Nothing in the records may be left out or altered; reproduce them all exactly.

» Data for this task:
*****

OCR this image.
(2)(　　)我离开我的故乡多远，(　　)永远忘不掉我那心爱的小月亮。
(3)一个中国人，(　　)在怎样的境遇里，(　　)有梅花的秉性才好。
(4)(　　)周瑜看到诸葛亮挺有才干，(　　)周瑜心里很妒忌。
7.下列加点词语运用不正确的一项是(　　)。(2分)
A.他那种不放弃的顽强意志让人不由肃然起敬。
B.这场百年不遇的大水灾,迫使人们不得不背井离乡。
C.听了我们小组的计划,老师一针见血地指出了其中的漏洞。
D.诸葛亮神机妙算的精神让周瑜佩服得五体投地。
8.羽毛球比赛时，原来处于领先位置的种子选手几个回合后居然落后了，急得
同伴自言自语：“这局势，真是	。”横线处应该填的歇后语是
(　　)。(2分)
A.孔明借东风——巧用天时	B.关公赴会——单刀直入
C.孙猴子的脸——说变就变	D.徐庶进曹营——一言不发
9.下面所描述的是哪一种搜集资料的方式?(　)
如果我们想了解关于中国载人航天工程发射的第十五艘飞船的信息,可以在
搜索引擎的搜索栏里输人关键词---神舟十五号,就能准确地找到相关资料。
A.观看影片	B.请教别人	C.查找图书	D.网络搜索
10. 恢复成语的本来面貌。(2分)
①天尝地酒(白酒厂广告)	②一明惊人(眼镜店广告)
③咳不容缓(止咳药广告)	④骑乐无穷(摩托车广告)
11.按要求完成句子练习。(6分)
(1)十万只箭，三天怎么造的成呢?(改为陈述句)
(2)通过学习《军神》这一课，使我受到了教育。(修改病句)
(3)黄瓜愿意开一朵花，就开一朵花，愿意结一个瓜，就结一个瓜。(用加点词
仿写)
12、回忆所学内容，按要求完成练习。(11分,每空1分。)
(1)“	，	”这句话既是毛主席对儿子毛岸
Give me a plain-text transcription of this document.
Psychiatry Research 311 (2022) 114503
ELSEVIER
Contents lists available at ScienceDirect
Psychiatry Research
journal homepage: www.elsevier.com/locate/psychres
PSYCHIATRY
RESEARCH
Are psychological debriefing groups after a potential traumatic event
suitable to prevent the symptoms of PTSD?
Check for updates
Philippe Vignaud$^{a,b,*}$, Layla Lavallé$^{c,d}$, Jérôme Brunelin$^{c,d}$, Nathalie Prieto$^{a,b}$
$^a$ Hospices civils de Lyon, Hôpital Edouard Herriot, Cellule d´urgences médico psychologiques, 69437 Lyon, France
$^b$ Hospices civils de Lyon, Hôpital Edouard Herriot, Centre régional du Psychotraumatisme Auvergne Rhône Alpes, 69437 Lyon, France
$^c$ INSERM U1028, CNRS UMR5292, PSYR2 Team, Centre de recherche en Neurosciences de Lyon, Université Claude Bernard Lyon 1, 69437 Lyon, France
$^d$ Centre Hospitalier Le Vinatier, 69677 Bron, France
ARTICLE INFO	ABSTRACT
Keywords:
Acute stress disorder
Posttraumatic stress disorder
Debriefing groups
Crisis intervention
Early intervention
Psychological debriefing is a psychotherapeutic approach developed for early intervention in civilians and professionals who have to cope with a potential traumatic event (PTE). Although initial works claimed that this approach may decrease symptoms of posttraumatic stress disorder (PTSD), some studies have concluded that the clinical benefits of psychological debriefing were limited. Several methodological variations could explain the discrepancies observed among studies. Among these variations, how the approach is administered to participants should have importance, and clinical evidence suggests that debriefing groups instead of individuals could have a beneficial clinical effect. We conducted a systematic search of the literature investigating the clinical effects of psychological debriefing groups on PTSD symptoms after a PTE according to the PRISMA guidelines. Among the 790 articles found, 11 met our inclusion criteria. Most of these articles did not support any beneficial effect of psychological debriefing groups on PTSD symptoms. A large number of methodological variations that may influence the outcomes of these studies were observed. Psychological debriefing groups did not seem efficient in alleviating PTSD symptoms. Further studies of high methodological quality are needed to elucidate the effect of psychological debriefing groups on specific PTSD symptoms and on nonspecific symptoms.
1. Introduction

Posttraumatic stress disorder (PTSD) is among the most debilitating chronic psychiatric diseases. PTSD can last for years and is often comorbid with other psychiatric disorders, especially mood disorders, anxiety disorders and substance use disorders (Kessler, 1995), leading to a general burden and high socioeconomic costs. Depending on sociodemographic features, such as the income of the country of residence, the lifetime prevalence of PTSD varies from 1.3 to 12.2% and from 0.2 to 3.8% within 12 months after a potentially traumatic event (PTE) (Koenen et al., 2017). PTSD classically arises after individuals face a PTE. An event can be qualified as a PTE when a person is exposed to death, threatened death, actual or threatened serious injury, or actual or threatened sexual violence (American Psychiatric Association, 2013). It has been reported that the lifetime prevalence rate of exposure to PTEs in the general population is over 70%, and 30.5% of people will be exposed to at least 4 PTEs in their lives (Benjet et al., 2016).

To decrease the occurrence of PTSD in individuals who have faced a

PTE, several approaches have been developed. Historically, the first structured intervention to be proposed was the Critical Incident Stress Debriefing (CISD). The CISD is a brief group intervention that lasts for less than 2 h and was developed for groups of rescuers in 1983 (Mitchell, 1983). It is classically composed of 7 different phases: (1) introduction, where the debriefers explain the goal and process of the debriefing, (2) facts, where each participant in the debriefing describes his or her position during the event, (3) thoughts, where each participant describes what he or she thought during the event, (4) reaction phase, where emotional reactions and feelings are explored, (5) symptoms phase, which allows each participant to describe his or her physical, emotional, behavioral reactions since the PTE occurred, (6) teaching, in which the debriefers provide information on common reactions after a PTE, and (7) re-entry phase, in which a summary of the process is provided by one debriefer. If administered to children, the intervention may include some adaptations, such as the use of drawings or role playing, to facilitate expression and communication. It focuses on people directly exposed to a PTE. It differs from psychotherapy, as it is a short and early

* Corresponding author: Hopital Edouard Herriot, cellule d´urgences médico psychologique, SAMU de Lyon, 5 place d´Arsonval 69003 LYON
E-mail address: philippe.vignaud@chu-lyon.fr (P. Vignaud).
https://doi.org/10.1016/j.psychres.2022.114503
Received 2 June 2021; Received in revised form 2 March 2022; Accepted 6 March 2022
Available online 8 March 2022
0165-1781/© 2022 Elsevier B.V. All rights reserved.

*****

» Solution:
OCR this image.
(2)(　　)我离开我的故乡多远，(　　)永远忘不掉我那心爱的小月亮。
(3)一个中国人，(　　)在怎样的境遇里，(　　)有梅花的秉性才好。
(4)(　　)周瑜看到诸葛亮挺有才干，(　　)周瑜心里很妒忌。
7.下列加点词语运用不正确的一项是(　　)。(2分)
A.他那种不放弃的顽强意志让人不由肃然起敬。
B.这场百年不遇的大水灾,迫使人们不得不背井离乡。
C.听了我们小组的计划,老师一针见血地指出了其中的漏洞。
D.诸葛亮神机妙算的精神让周瑜佩服得五体投地。
8.羽毛球比赛时，原来处于领先位置的种子选手几个回合后居然落后了，急得
同伴自言自语：“这局势，真是	。”横线处应该填的歇后语是
(　　)。(2分)
A.孔明借东风——巧用天时	B.关公赴会——单刀直入
C.孙猴子的脸——说变就变	D.徐庶进曹营——一言不发
9.下面所描述的是哪一种搜集资料的方式?(　)
如果我们想了解关于中国载人航天工程发射的第十五艘飞船的信息,可以在
搜索引擎的搜索栏里输人关键词---神舟十五号,就能准确地找到相关资料。
A.观看影片	B.请教别人	C.查找图书	D.网络搜索
10. 恢复成语的本来面貌。(2分)
①天尝地酒(白酒厂广告)	②一明惊人(眼镜店广告)
③咳不容缓(止咳药广告)	④骑乐无穷(摩托车广告)
11.按要求完成句子练习。(6分)
(1)十万只箭，三天怎么造的成呢?(改为陈述句)
(2)通过学习《军神》这一课，使我受到了教育。(修改病句)
(3)黄瓜愿意开一朵花，就开一朵花，愿意结一个瓜，就结一个瓜。(用加点词
仿写)
12、回忆所学内容，按要求完成练习。(11分,每空1分。)
(1)“	，	”这句话既是毛主席对儿子毛岸
Give me a plain-text transcription of this document.
Psychiatry Research 311 (2022) 114503
ELSEVIER
Contents lists available at ScienceDirect
Psychiatry Research
journal homepage: www.elsevier.com/locate/psychres
PSYCHIATRY
RESEARCH
Are psychological debriefing groups after a potential traumatic event
suitable to prevent the symptoms of PTSD?
Check for updates
Philippe Vignaud$^{a,b,*}$, Layla Lavallé$^{c,d}$, Jérôme Brunelin$^{c,d}$, Nathalie Prieto$^{a,b}$
$^a$ Hospices civils de Lyon, Hôpital Edouard Herriot, Cellule d´urgences médico psychologiques, 69437 Lyon, France
$^b$ Hospices civils de Lyon, Hôpital Edouard Herriot, Centre régional du Psychotraumatisme Auvergne Rhône Alpes, 69437 Lyon, France
$^c$ INSERM U1028, CNRS UMR5292, PSYR2 Team, Centre de recherche en Neurosciences de Lyon, Université Claude Bernard Lyon 1, 69437 Lyon, France
$^d$ Centre Hospitalier Le Vinatier, 69677 Bron, France
ARTICLE INFO	ABSTRACT
Keywords:
Acute stress disorder
Posttraumatic stress disorder
Debriefing groups
Crisis intervention
Early intervention
Psychological debriefing is a psychotherapeutic approach developed for early intervention in civilians and professionals who have to cope with a potential traumatic event (PTE). Although initial works claimed that this approach may decrease symptoms of posttraumatic stress disorder (PTSD), some studies have concluded that the clinical benefits of psychological debriefing were limited. Several methodological variations could explain the discrepancies observed among studies. Among these variations, how the approach is administered to participants should have importance, and clinical evidence suggests that debriefing groups instead of individuals could have a beneficial clinical effect. We conducted a systematic search of the literature investigating the clinical effects of psychological debriefing groups on PTSD symptoms after a PTE according to the PRISMA guidelines. Among the 790 articles found, 11 met our inclusion criteria. Most of these articles did not support any beneficial effect of psychological debriefing groups on PTSD symptoms. A large number of methodological variations that may influence the outcomes of these studies were observed. Psychological debriefing groups did not seem efficient in alleviating PTSD symptoms. Further studies of high methodological quality are needed to elucidate the effect of psychological debriefing groups on specific PTSD symptoms and on nonspecific symptoms.
1. Introduction

Posttraumatic stress disorder (PTSD) is among the most debilitating chronic psychiatric diseases. PTSD can last for years and is often comorbid with other psychiatric disorders, especially mood disorders, anxiety disorders and substance use disorders (Kessler, 1995), leading to a general burden and high socioeconomic costs. Depending on sociodemographic features, such as the income of the country of residence, the lifetime prevalence of PTSD varies from 1.3 to 12.2% and from 0.2 to 3.8% within 12 months after a potentially traumatic event (PTE) (Koenen et al., 2017). PTSD classically arises after individuals face a PTE. An event can be qualified as a PTE when a person is exposed to death, threatened death, actual or threatened serious injury, or actual or threatened sexual violence (American Psychiatric Association, 2013). It has been reported that the lifetime prevalence rate of exposure to PTEs in the general population is over 70%, and 30.5% of people will be exposed to at least 4 PTEs in their lives (Benjet et al., 2016).

To decrease the occurrence of PTSD in individuals who have faced a

PTE, several approaches have been developed. Historically, the first structured intervention to be proposed was the Critical Incident Stress Debriefing (CISD). The CISD is a brief group intervention that lasts for less than 2 h and was developed for groups of rescuers in 1983 (Mitchell, 1983). It is classically composed of 7 different phases: (1) introduction, where the debriefers explain the goal and process of the debriefing, (2) facts, where each participant in the debriefing describes his or her position during the event, (3) thoughts, where each participant describes what he or she thought during the event, (4) reaction phase, where emotional reactions and feelings are explored, (5) symptoms phase, which allows each participant to describe his or her physical, emotional, behavioral reactions since the PTE occurred, (6) teaching, in which the debriefers provide information on common reactions after a PTE, and (7) re-entry phase, in which a summary of the process is provided by one debriefer. If administered to children, the intervention may include some adaptations, such as the use of drawings or role playing, to facilitate expression and communication. It focuses on people directly exposed to a PTE. It differs from psychotherapy, as it is a short and early

* Corresponding author: Hopital Edouard Herriot, cellule d´urgences médico psychologique, SAMU de Lyon, 5 place d´Arsonval 69003 LYON
E-mail address: philippe.vignaud@chu-lyon.fr (P. Vignaud).
https://doi.org/10.1016/j.psychres.2022.114503
Received 2 June 2021; Received in revised form 2 March 2022; Accepted 6 March 2022
Available online 8 March 2022
0165-1781/© 2022 Elsevier B.V. All rights reserved.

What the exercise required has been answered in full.